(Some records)
= = = = = = =

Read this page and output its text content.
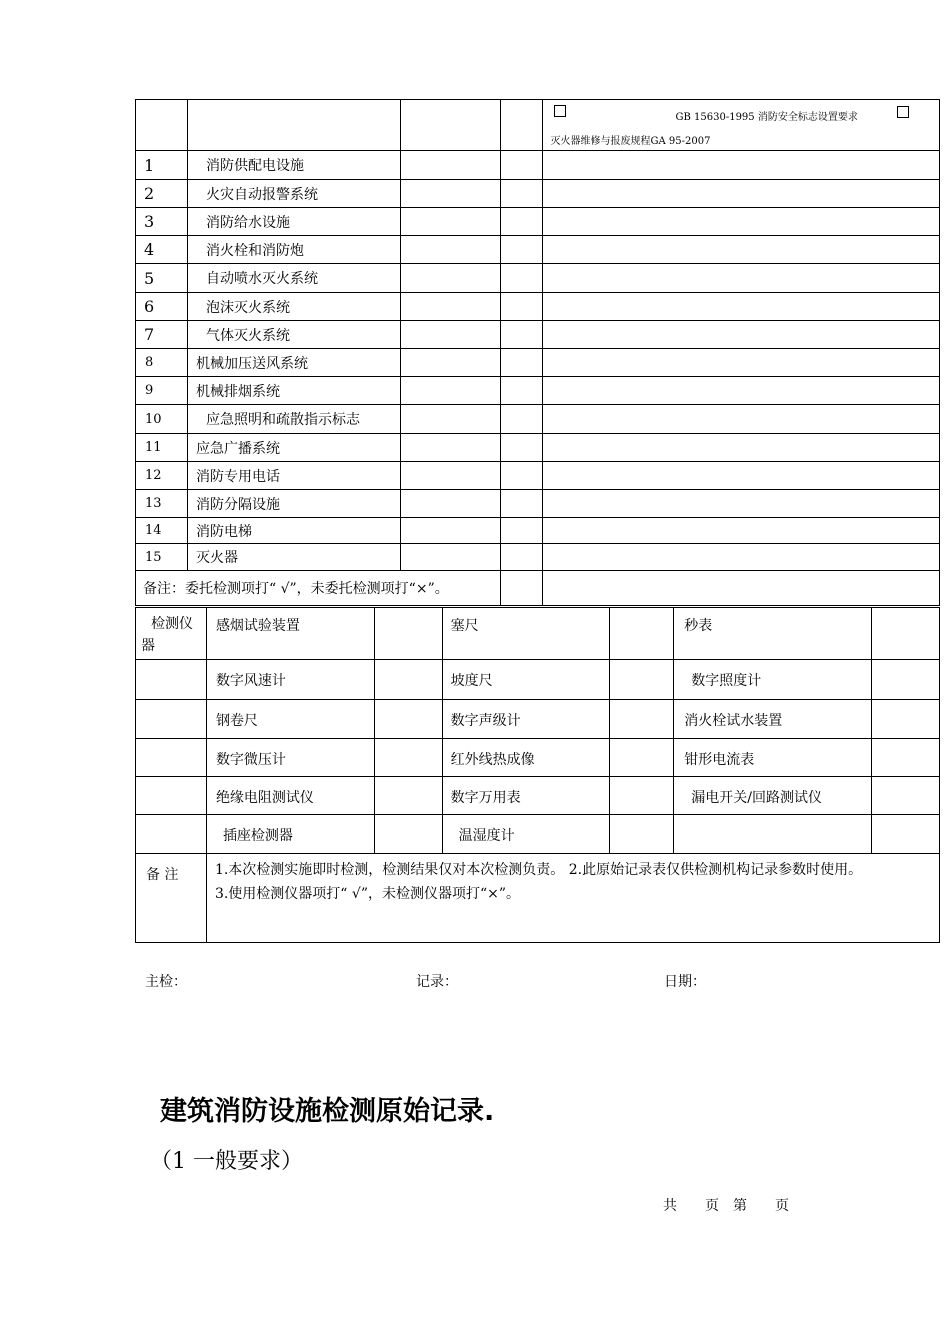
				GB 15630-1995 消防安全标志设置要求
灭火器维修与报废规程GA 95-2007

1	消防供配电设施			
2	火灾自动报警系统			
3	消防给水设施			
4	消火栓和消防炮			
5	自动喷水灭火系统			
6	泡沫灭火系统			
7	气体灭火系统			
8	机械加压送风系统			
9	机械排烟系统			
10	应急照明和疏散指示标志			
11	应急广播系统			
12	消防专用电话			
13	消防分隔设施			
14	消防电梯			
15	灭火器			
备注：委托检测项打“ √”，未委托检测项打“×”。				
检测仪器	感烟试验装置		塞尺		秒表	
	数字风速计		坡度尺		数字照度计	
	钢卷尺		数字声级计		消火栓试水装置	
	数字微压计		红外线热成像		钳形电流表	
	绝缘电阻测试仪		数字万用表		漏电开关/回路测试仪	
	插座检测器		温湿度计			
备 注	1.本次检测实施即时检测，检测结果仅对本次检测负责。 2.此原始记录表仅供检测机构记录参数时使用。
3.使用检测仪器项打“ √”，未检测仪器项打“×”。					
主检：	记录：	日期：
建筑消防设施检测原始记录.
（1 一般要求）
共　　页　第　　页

= = = = = = =

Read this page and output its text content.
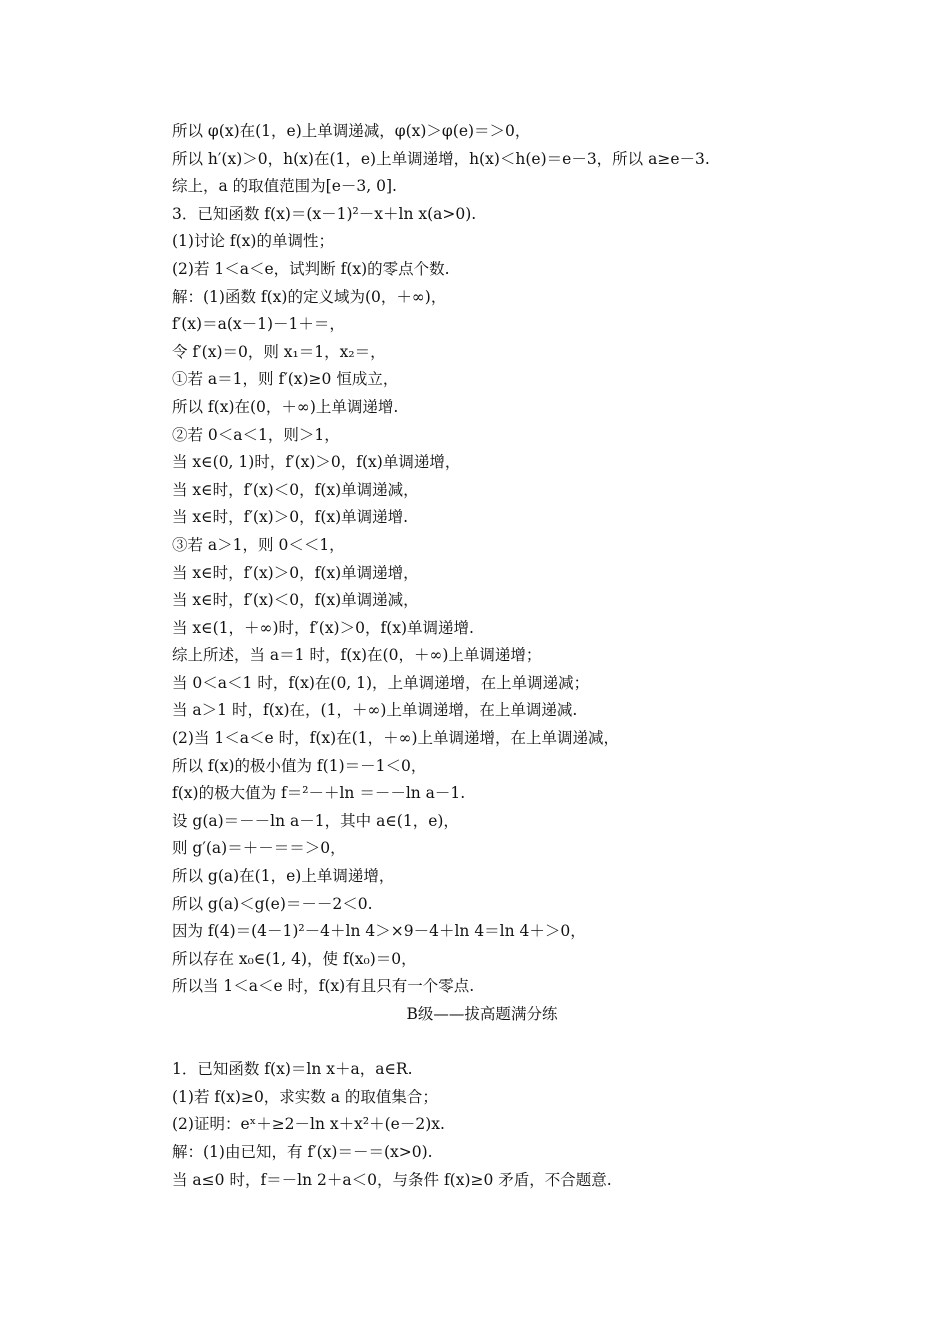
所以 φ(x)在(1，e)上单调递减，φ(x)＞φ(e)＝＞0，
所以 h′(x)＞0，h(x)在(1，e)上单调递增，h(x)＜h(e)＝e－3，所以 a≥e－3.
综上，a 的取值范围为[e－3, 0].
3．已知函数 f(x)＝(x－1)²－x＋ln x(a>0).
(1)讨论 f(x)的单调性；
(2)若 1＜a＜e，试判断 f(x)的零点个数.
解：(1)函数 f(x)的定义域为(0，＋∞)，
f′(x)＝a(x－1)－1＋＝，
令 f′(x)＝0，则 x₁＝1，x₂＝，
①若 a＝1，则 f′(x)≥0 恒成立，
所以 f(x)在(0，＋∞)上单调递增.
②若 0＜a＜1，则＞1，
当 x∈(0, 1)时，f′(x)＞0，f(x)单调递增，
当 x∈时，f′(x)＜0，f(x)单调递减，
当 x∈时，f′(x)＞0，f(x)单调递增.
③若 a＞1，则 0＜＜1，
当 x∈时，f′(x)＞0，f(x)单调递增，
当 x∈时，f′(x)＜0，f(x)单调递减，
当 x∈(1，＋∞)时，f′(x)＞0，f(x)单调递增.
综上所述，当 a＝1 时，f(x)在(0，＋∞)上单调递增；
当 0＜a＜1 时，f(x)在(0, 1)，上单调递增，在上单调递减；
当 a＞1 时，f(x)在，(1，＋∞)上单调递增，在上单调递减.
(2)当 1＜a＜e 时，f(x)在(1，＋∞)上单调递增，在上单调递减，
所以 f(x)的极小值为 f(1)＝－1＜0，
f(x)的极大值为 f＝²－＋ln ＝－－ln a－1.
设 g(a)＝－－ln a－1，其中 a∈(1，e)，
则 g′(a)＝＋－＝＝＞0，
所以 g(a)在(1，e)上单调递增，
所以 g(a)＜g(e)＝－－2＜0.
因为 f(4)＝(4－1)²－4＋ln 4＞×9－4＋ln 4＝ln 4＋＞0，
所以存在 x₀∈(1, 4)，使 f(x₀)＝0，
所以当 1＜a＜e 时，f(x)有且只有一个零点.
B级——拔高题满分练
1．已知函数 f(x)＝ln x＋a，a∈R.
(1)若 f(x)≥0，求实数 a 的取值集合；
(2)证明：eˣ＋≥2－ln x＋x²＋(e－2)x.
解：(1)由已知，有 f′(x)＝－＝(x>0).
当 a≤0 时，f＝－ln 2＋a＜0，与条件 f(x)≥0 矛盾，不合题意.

= = = = = = =

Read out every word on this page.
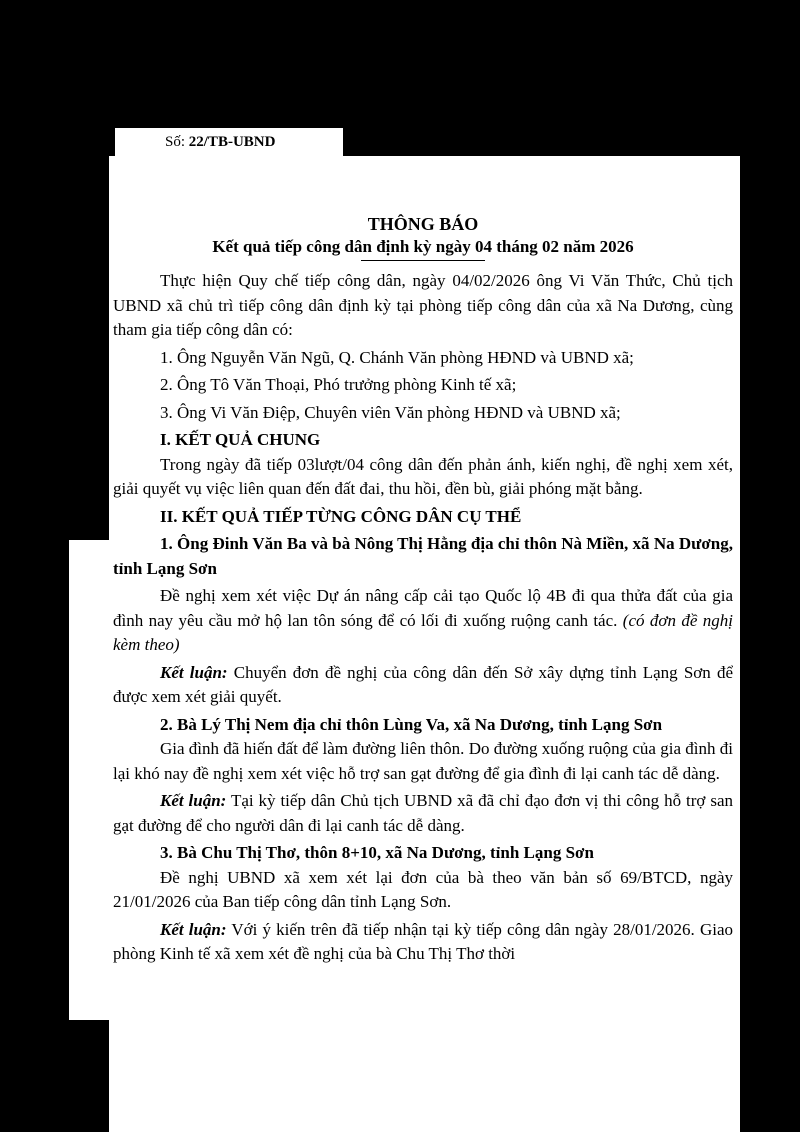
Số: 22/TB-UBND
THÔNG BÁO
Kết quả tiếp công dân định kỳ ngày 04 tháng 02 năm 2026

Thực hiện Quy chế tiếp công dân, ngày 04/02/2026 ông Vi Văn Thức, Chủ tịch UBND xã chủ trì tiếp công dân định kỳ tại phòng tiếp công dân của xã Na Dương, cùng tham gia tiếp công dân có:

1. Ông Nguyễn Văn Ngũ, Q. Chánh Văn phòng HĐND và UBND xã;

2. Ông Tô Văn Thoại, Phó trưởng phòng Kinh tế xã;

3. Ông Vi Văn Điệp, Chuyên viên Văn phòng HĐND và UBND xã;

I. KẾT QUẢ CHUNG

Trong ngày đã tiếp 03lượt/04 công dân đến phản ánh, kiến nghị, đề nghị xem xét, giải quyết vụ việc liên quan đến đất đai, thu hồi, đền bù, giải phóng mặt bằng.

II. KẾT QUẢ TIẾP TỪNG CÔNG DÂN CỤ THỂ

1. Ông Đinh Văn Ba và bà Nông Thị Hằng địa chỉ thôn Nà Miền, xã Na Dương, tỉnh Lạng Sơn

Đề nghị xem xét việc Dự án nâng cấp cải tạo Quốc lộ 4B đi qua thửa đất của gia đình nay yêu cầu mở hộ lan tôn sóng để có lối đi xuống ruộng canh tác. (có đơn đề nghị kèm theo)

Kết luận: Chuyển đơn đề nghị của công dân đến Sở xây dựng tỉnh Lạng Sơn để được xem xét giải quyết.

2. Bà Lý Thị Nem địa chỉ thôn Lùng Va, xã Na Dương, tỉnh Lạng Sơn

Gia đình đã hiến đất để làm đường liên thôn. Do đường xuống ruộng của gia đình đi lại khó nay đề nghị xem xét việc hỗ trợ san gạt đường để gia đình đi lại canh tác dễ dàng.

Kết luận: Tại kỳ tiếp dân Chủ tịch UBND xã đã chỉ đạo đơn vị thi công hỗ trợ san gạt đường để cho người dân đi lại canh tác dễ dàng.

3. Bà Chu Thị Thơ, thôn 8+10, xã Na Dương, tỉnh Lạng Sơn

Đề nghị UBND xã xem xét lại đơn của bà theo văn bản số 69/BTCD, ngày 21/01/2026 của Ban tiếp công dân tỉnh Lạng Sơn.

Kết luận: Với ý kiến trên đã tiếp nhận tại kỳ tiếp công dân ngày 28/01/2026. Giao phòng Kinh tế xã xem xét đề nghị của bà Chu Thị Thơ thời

= = = = = = =

> _EXERCISE_: Give only the number of lines in the preceding material that contain the string "kiến".

> _OUTPUT BELOW_: 2